- Written instruction -
Return exactly the lines from the one containing "Extract the structured" through the last line of the records below, both included, and leave out any pictures.

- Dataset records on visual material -
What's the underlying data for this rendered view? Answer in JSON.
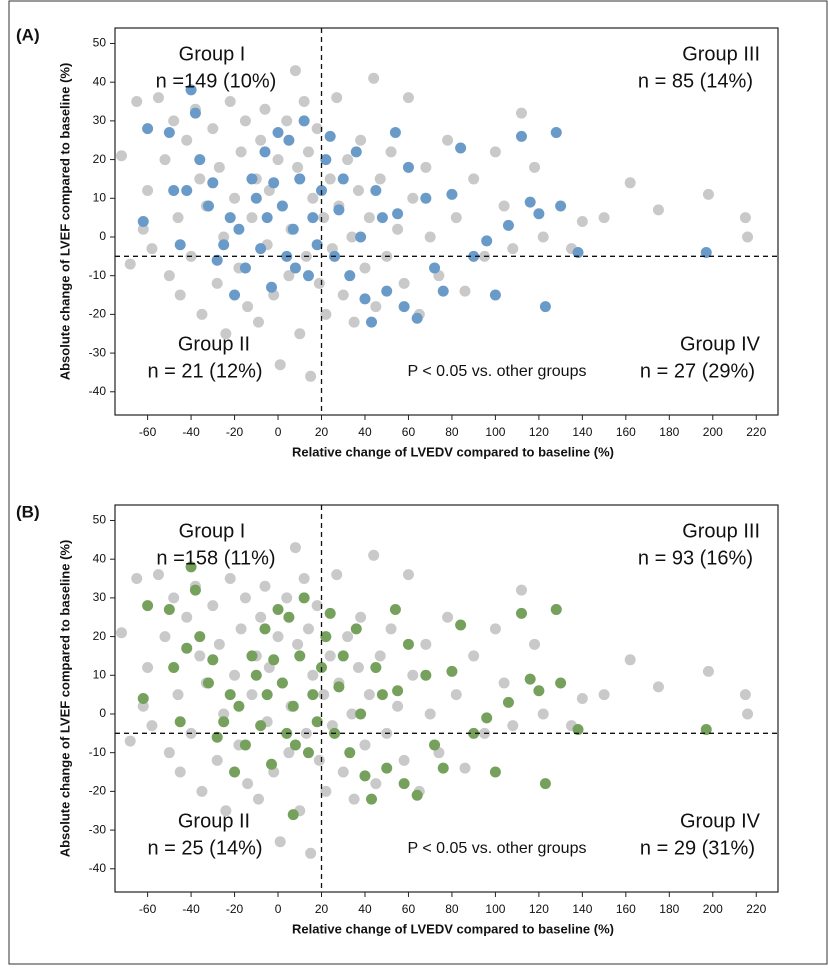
{
  "chart_data": [
    {
      "type": "scatter",
      "panel_label": "(A)",
      "xlabel": "Relative change of LVEDV compared to baseline (%)",
      "ylabel": "Absolute change of LVEF compared to baseline (%)",
      "annotations": [
        "Group I",
        "n =149 (10%)",
        "Group III",
        "n = 85 (14%)",
        "Group II",
        "n = 21 (12%)",
        "P < 0.05 vs. other groups",
        "Group IV",
        "n = 27 (29%)"
      ],
      "xlim": [
        -75,
        230
      ],
      "ylim": [
        -46,
        54
      ],
      "xticks": [
        -60,
        -40,
        -20,
        0,
        20,
        40,
        60,
        80,
        100,
        120,
        140,
        160,
        180,
        200,
        220
      ],
      "yticks": [
        -40,
        -30,
        -20,
        -10,
        0,
        10,
        20,
        30,
        40,
        50
      ],
      "vline": 20,
      "hline": -5,
      "series": [
        {
          "color": "#c9c9c9",
          "x": [
            -72,
            -68,
            -65,
            -62,
            -60,
            -58,
            -55,
            -52,
            -50,
            -48,
            -46,
            -45,
            -42,
            -40,
            -38,
            -36,
            -35,
            -33,
            -30,
            -28,
            -27,
            -25,
            -24,
            -22,
            -20,
            -18,
            -17,
            -15,
            -14,
            -12,
            -10,
            -9,
            -8,
            -6,
            -5,
            -4,
            -2,
            0,
            1,
            2,
            4,
            5,
            6,
            8,
            9,
            10,
            12,
            13,
            14,
            15,
            16,
            18,
            19,
            21,
            22,
            24,
            25,
            27,
            28,
            30,
            32,
            34,
            35,
            37,
            38,
            40,
            42,
            44,
            45,
            47,
            50,
            52,
            55,
            58,
            60,
            62,
            65,
            68,
            70,
            74,
            78,
            82,
            86,
            90,
            95,
            100,
            104,
            108,
            112,
            118,
            122,
            128,
            135,
            140,
            150,
            162,
            175,
            198,
            215,
            216
          ],
          "y": [
            21,
            -7,
            35,
            2,
            12,
            -3,
            36,
            20,
            -10,
            30,
            5,
            -15,
            25,
            -5,
            33,
            15,
            -20,
            8,
            28,
            -12,
            18,
            0,
            -25,
            35,
            10,
            -8,
            22,
            30,
            -18,
            5,
            15,
            -22,
            25,
            33,
            -2,
            12,
            -15,
            20,
            -33,
            8,
            30,
            -10,
            2,
            43,
            18,
            -25,
            35,
            -5,
            22,
            -36,
            10,
            28,
            -12,
            5,
            -20,
            15,
            -3,
            36,
            8,
            -15,
            20,
            0,
            -22,
            12,
            25,
            -8,
            5,
            41,
            -18,
            15,
            -5,
            22,
            2,
            -12,
            36,
            10,
            -20,
            18,
            0,
            -10,
            25,
            5,
            -14,
            15,
            -5,
            22,
            8,
            -3,
            32,
            18,
            0,
            27,
            -3,
            4,
            5,
            14,
            7,
            11,
            5,
            0
          ]
        },
        {
          "color": "#6a9bc8",
          "x": [
            -62,
            -60,
            -50,
            -48,
            -45,
            -42,
            -40,
            -38,
            -36,
            -32,
            -30,
            -28,
            -25,
            -22,
            -20,
            -18,
            -15,
            -12,
            -10,
            -8,
            -6,
            -5,
            -3,
            -2,
            0,
            2,
            4,
            5,
            7,
            8,
            10,
            12,
            14,
            16,
            18,
            20,
            22,
            24,
            26,
            28,
            30,
            33,
            36,
            38,
            40,
            43,
            45,
            48,
            50,
            54,
            55,
            58,
            60,
            64,
            68,
            72,
            76,
            80,
            84,
            90,
            96,
            100,
            106,
            112,
            116,
            120,
            123,
            128,
            130,
            138,
            197
          ],
          "y": [
            4,
            28,
            27,
            12,
            -2,
            12,
            38,
            32,
            20,
            8,
            14,
            -6,
            -2,
            5,
            -15,
            2,
            -8,
            15,
            10,
            -3,
            22,
            5,
            -13,
            14,
            27,
            8,
            -5,
            25,
            2,
            -8,
            15,
            30,
            -10,
            5,
            -2,
            12,
            20,
            26,
            -5,
            7,
            15,
            -10,
            22,
            0,
            -16,
            -22,
            12,
            5,
            -14,
            27,
            6,
            -18,
            18,
            -21,
            10,
            -8,
            -14,
            11,
            23,
            -5,
            -1,
            -15,
            3,
            26,
            9,
            6,
            -18,
            27,
            8,
            -4,
            -4
          ]
        }
      ]
    },
    {
      "type": "scatter",
      "panel_label": "(B)",
      "xlabel": "Relative change of LVEDV compared to baseline (%)",
      "ylabel": "Absolute change of LVEF compared to baseline (%)",
      "annotations": [
        "Group I",
        "n =158 (11%)",
        "Group III",
        "n = 93 (16%)",
        "Group II",
        "n = 25 (14%)",
        "P < 0.05 vs. other groups",
        "Group IV",
        "n = 29 (31%)"
      ],
      "xlim": [
        -75,
        230
      ],
      "ylim": [
        -46,
        54
      ],
      "xticks": [
        -60,
        -40,
        -20,
        0,
        20,
        40,
        60,
        80,
        100,
        120,
        140,
        160,
        180,
        200,
        220
      ],
      "yticks": [
        -40,
        -30,
        -20,
        -10,
        0,
        10,
        20,
        30,
        40,
        50
      ],
      "vline": 20,
      "hline": -5,
      "series": [
        {
          "color": "#c9c9c9",
          "x": [
            -72,
            -68,
            -65,
            -62,
            -60,
            -58,
            -55,
            -52,
            -50,
            -48,
            -46,
            -45,
            -42,
            -40,
            -38,
            -36,
            -35,
            -33,
            -30,
            -28,
            -27,
            -25,
            -24,
            -22,
            -20,
            -18,
            -17,
            -15,
            -14,
            -12,
            -10,
            -9,
            -8,
            -6,
            -5,
            -4,
            -2,
            0,
            1,
            2,
            4,
            5,
            6,
            8,
            9,
            10,
            12,
            13,
            14,
            15,
            16,
            18,
            19,
            21,
            22,
            24,
            25,
            27,
            28,
            30,
            32,
            34,
            35,
            37,
            38,
            40,
            42,
            44,
            45,
            47,
            50,
            52,
            55,
            58,
            60,
            62,
            65,
            68,
            70,
            74,
            78,
            82,
            86,
            90,
            95,
            100,
            104,
            108,
            112,
            118,
            122,
            128,
            135,
            140,
            150,
            162,
            175,
            198,
            215,
            216
          ],
          "y": [
            21,
            -7,
            35,
            2,
            12,
            -3,
            36,
            20,
            -10,
            30,
            5,
            -15,
            25,
            -5,
            33,
            15,
            -20,
            8,
            28,
            -12,
            18,
            0,
            -25,
            35,
            10,
            -8,
            22,
            30,
            -18,
            5,
            15,
            -22,
            25,
            33,
            -2,
            12,
            -15,
            20,
            -33,
            8,
            30,
            -10,
            2,
            43,
            18,
            -25,
            35,
            -5,
            22,
            -36,
            10,
            28,
            -12,
            5,
            -20,
            15,
            -3,
            36,
            8,
            -15,
            20,
            0,
            -22,
            12,
            25,
            -8,
            5,
            41,
            -18,
            15,
            -5,
            22,
            2,
            -12,
            36,
            10,
            -20,
            18,
            0,
            -10,
            25,
            5,
            -14,
            15,
            -5,
            22,
            8,
            -3,
            32,
            18,
            0,
            27,
            -3,
            4,
            5,
            14,
            7,
            11,
            5,
            0
          ]
        },
        {
          "color": "#76a15d",
          "x": [
            -62,
            -60,
            -50,
            -48,
            -45,
            -42,
            -40,
            -38,
            -36,
            -32,
            -30,
            -28,
            -25,
            -22,
            -20,
            -18,
            -15,
            -12,
            -10,
            -8,
            -6,
            -5,
            -3,
            -2,
            0,
            2,
            4,
            5,
            7,
            7,
            8,
            10,
            12,
            14,
            16,
            18,
            20,
            22,
            24,
            26,
            28,
            30,
            33,
            36,
            38,
            40,
            43,
            45,
            48,
            50,
            54,
            55,
            58,
            60,
            64,
            68,
            72,
            76,
            80,
            84,
            90,
            96,
            100,
            106,
            112,
            116,
            120,
            123,
            128,
            130,
            138,
            197
          ],
          "y": [
            4,
            28,
            27,
            12,
            -2,
            17,
            38,
            32,
            20,
            8,
            14,
            -6,
            -2,
            5,
            -15,
            2,
            -8,
            15,
            10,
            -3,
            22,
            5,
            -13,
            14,
            27,
            8,
            -5,
            25,
            2,
            -26,
            -8,
            15,
            30,
            -10,
            5,
            -2,
            12,
            20,
            26,
            -5,
            7,
            15,
            -10,
            22,
            0,
            -16,
            -22,
            12,
            5,
            -14,
            27,
            6,
            -18,
            18,
            -21,
            10,
            -8,
            -14,
            11,
            23,
            -5,
            -1,
            -15,
            3,
            26,
            9,
            6,
            -18,
            27,
            8,
            -4,
            -4
          ]
        }
      ]
    }
  ]
}
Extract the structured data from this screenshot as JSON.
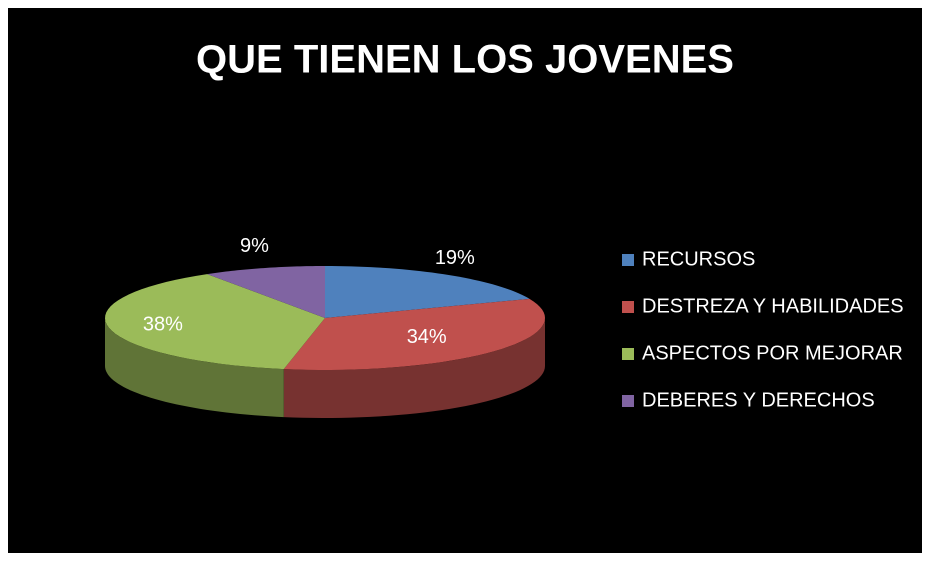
{
  "chart_data": {
    "type": "pie",
    "title": "QUE TIENEN LOS JOVENES",
    "categories": [
      "RECURSOS",
      "DESTREZA Y HABILIDADES",
      "ASPECTOS POR MEJORAR",
      "DEBERES Y DERECHOS"
    ],
    "values": [
      19,
      34,
      38,
      9
    ],
    "value_labels": [
      "19%",
      "34%",
      "38%",
      "9%"
    ],
    "colors": [
      "#4f81bd",
      "#c0504d",
      "#9bbb59",
      "#8064a2"
    ],
    "legend": "right"
  }
}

- Answer to this task -
Extract the structured data from this screenshot as JSON.
{
  "chart_data": {
    "type": "pie",
    "title": "QUE TIENEN LOS JOVENES",
    "categories": [
      "RECURSOS",
      "DESTREZA Y HABILIDADES",
      "ASPECTOS POR MEJORAR",
      "DEBERES Y DERECHOS"
    ],
    "values": [
      19,
      34,
      38,
      9
    ],
    "value_labels": [
      "19%",
      "34%",
      "38%",
      "9%"
    ],
    "colors": [
      "#4f81bd",
      "#c0504d",
      "#9bbb59",
      "#8064a2"
    ],
    "legend": "right"
  }
}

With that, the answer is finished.